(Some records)
^^^^

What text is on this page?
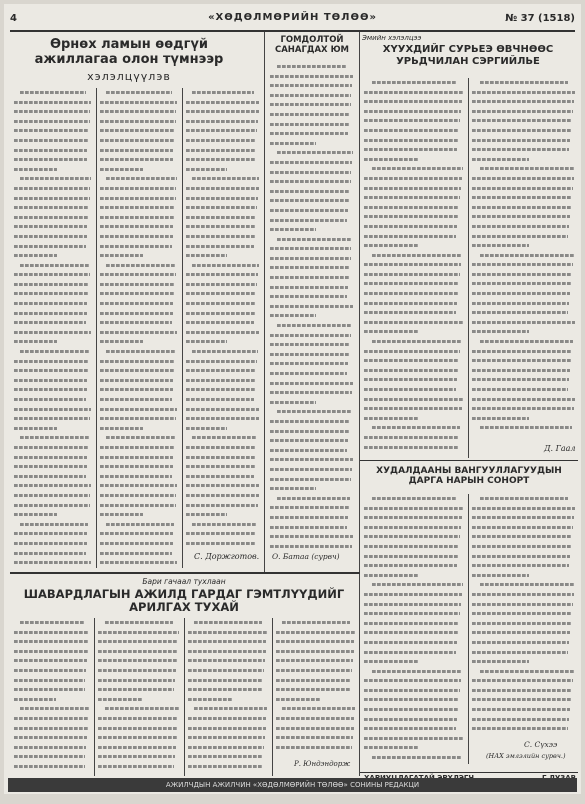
4	«ХӨДӨЛМӨРИЙН ТӨЛӨӨ»	№ 37 (1518)
Өрнөх ламын өөдгүй
ажиллагаа олон түмнээр
хэлэлцүүлэв
С. Доржготов.
ГОМДОЛТОЙ
САНАГДАХ ЮМ
О. Батаа (сурвч)
Эмийн хэлэлцээ
ХҮУХДИЙГ СУРЬЕЭ ӨВЧНӨӨС
УРЬДЧИЛАН СЭРГИЙЛЬЕ
Д. Гаал
ХУДАЛДААНЫ ВАНГУУЛЛАГУУДЫН
ДАРГА НАРЫН СОНОРТ
С. Сүхээ
(НАХ эмлэлийн сурвч.)
Бари гачаал тухлаан
ШАВАРДЛАГЫН АЖИЛД ГАРДАГ ГЭМТЛҮҮДИЙГ
АРИЛГАХ ТУХАЙ
Р. Юндэндорж
АЖИЛЧДЫН АЖИЛЧИН «ХӨДӨЛМӨРИЙН ТӨЛӨӨ» СОНИНЫ РЕДАКЦИ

^^^^

* **TASK OBJECTIVE**
Leaving all pictures aside, quote each record exactly.

* **COMPLETED TASK**
What text is on this page?
4	«ХӨДӨЛМӨРИЙН ТӨЛӨӨ»	№ 37 (1518)
Өрнөх ламын өөдгүй
ажиллагаа олон түмнээр
хэлэлцүүлэв
С. Доржготов.
ГОМДОЛТОЙ
САНАГДАХ ЮМ
О. Батаа (сурвч)
Эмийн хэлэлцээ
ХҮУХДИЙГ СУРЬЕЭ ӨВЧНӨӨС
УРЬДЧИЛАН СЭРГИЙЛЬЕ
Д. Гаал
ХУДАЛДААНЫ ВАНГУУЛЛАГУУДЫН
ДАРГА НАРЫН СОНОРТ
С. Сүхээ
(НАХ эмлэлийн сурвч.)
Бари гачаал тухлаан
ШАВАРДЛАГЫН АЖИЛД ГАРДАГ ГЭМТЛҮҮДИЙГ
АРИЛГАХ ТУХАЙ
Р. Юндэндорж
АЖИЛЧДЫН АЖИЛЧИН «ХӨДӨЛМӨРИЙН ТӨЛӨӨ» СОНИНЫ РЕДАКЦИ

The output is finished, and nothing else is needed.